Work to do:
Identify the lines that include the word "this", then copy all of them.

— BEGIN Entries —

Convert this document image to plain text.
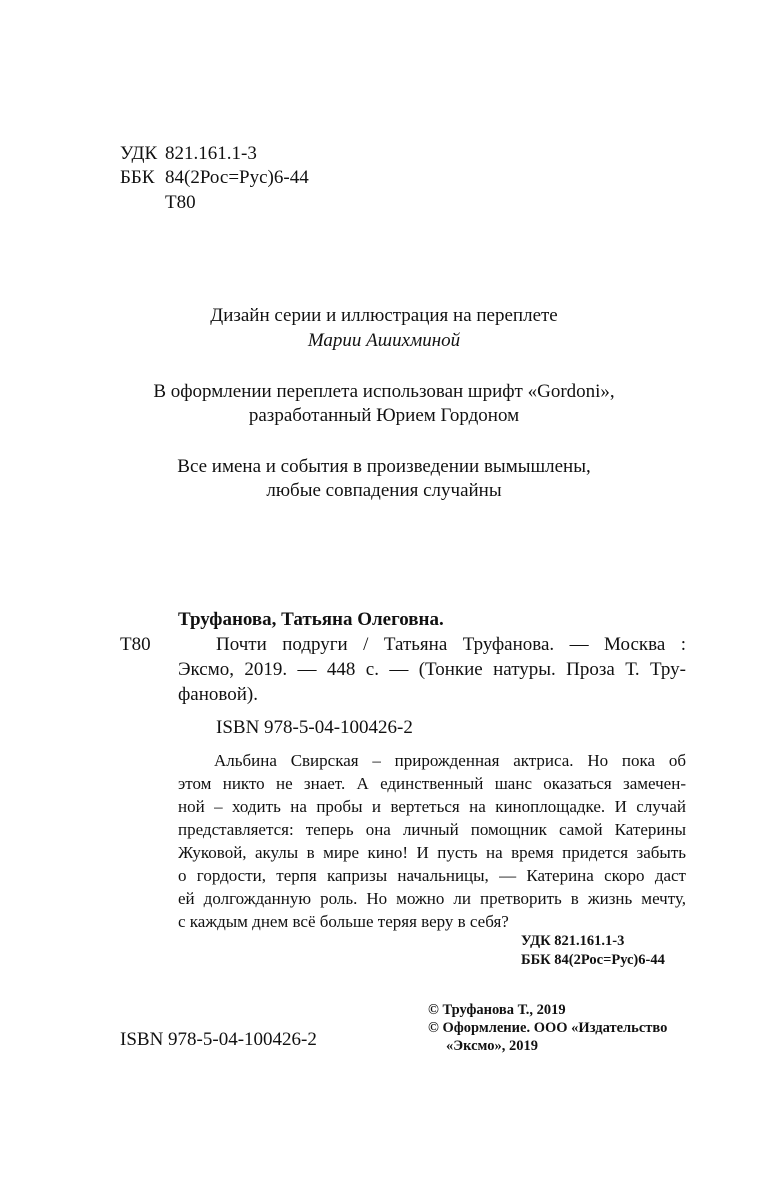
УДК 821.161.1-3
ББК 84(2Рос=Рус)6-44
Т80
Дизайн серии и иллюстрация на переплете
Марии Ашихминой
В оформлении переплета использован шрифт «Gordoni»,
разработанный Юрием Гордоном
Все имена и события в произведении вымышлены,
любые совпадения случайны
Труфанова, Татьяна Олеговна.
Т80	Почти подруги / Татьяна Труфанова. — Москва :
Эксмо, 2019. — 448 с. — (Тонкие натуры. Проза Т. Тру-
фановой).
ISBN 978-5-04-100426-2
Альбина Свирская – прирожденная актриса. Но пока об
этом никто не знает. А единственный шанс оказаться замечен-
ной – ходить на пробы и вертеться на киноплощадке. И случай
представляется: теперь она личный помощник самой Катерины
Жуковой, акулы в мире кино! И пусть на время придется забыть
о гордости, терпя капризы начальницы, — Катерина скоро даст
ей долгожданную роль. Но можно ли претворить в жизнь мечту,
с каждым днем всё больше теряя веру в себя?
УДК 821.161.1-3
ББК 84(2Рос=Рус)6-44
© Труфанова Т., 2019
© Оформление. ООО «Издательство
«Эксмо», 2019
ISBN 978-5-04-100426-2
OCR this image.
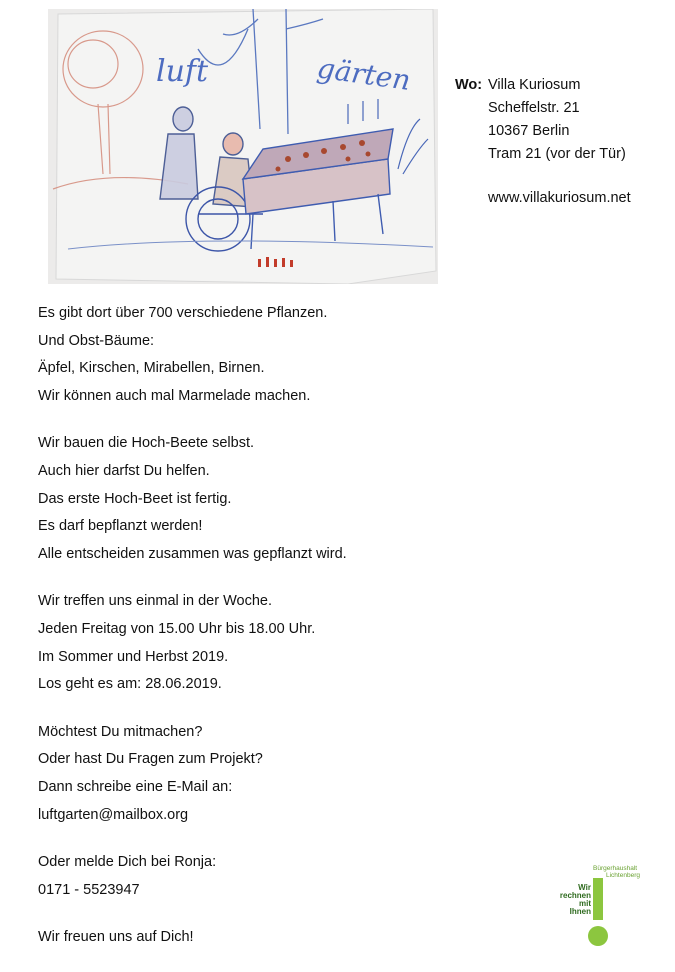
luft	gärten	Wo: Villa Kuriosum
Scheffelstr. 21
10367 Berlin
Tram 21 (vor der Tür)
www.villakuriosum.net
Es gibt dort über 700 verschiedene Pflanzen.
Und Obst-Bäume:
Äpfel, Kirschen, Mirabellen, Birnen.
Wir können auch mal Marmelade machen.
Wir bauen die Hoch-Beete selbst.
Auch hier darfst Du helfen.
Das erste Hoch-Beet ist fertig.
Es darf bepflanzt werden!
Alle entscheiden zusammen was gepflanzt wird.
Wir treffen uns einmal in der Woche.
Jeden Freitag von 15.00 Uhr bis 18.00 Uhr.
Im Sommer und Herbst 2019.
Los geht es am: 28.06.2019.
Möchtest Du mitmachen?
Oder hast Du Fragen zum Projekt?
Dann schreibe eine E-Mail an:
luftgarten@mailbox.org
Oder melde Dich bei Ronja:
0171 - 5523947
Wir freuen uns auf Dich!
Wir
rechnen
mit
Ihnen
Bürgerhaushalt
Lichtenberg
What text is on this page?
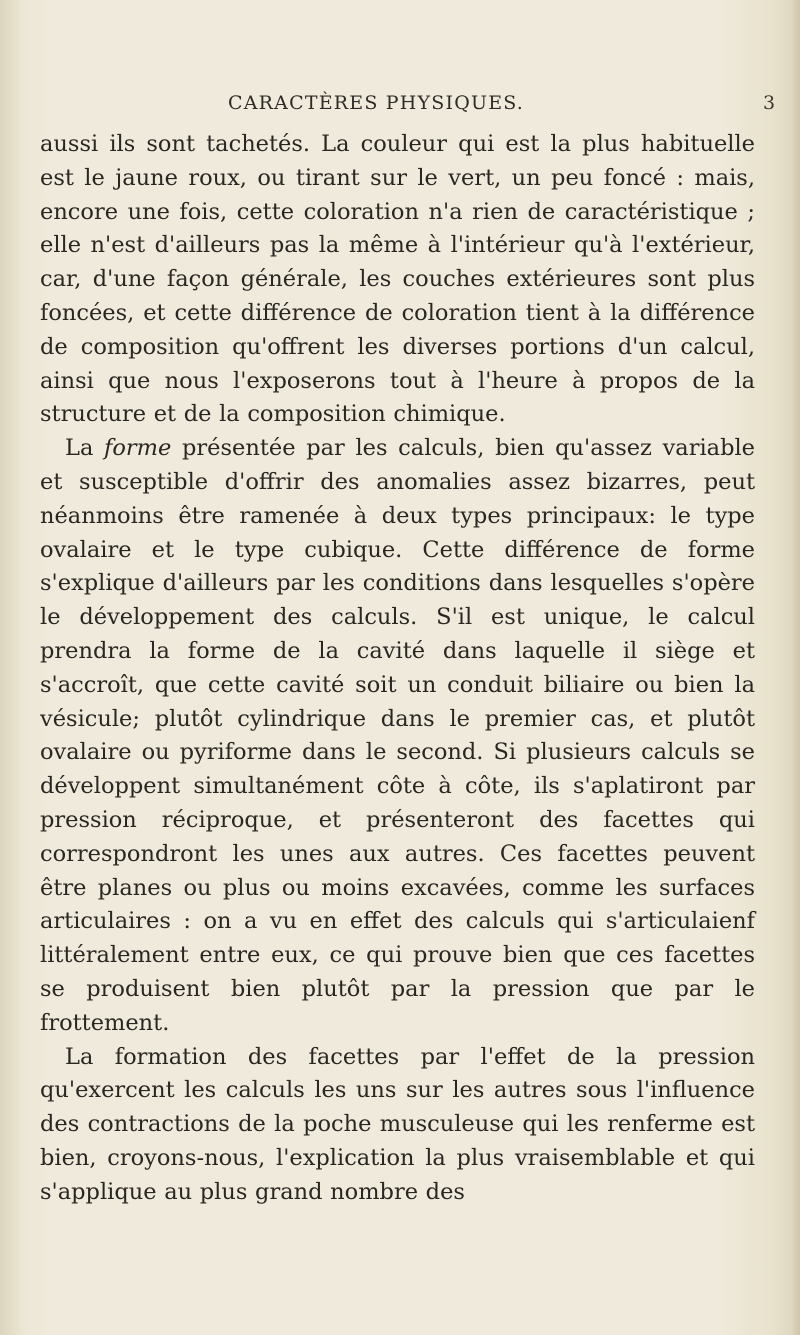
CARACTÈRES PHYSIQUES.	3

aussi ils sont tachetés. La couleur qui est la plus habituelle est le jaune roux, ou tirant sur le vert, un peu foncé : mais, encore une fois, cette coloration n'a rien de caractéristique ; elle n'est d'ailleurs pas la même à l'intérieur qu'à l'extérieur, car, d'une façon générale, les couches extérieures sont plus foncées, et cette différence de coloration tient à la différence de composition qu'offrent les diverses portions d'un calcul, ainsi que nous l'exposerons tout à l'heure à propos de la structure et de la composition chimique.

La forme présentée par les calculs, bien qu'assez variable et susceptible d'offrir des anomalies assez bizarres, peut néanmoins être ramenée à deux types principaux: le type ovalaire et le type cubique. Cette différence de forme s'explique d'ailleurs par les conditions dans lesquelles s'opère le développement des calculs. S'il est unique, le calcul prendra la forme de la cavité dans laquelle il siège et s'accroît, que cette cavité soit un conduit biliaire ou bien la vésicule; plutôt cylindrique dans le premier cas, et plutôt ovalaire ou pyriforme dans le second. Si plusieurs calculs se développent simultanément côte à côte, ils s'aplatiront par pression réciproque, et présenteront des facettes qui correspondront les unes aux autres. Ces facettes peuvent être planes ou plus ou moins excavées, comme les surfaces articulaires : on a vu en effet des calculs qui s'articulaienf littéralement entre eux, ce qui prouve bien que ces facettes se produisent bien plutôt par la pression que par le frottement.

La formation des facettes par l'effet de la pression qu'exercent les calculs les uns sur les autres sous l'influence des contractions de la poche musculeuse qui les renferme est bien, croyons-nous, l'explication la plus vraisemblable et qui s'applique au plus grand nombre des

— END Entries —

Full answer:
Convert this document image to plain text.
OCR this image.
What text is on this page?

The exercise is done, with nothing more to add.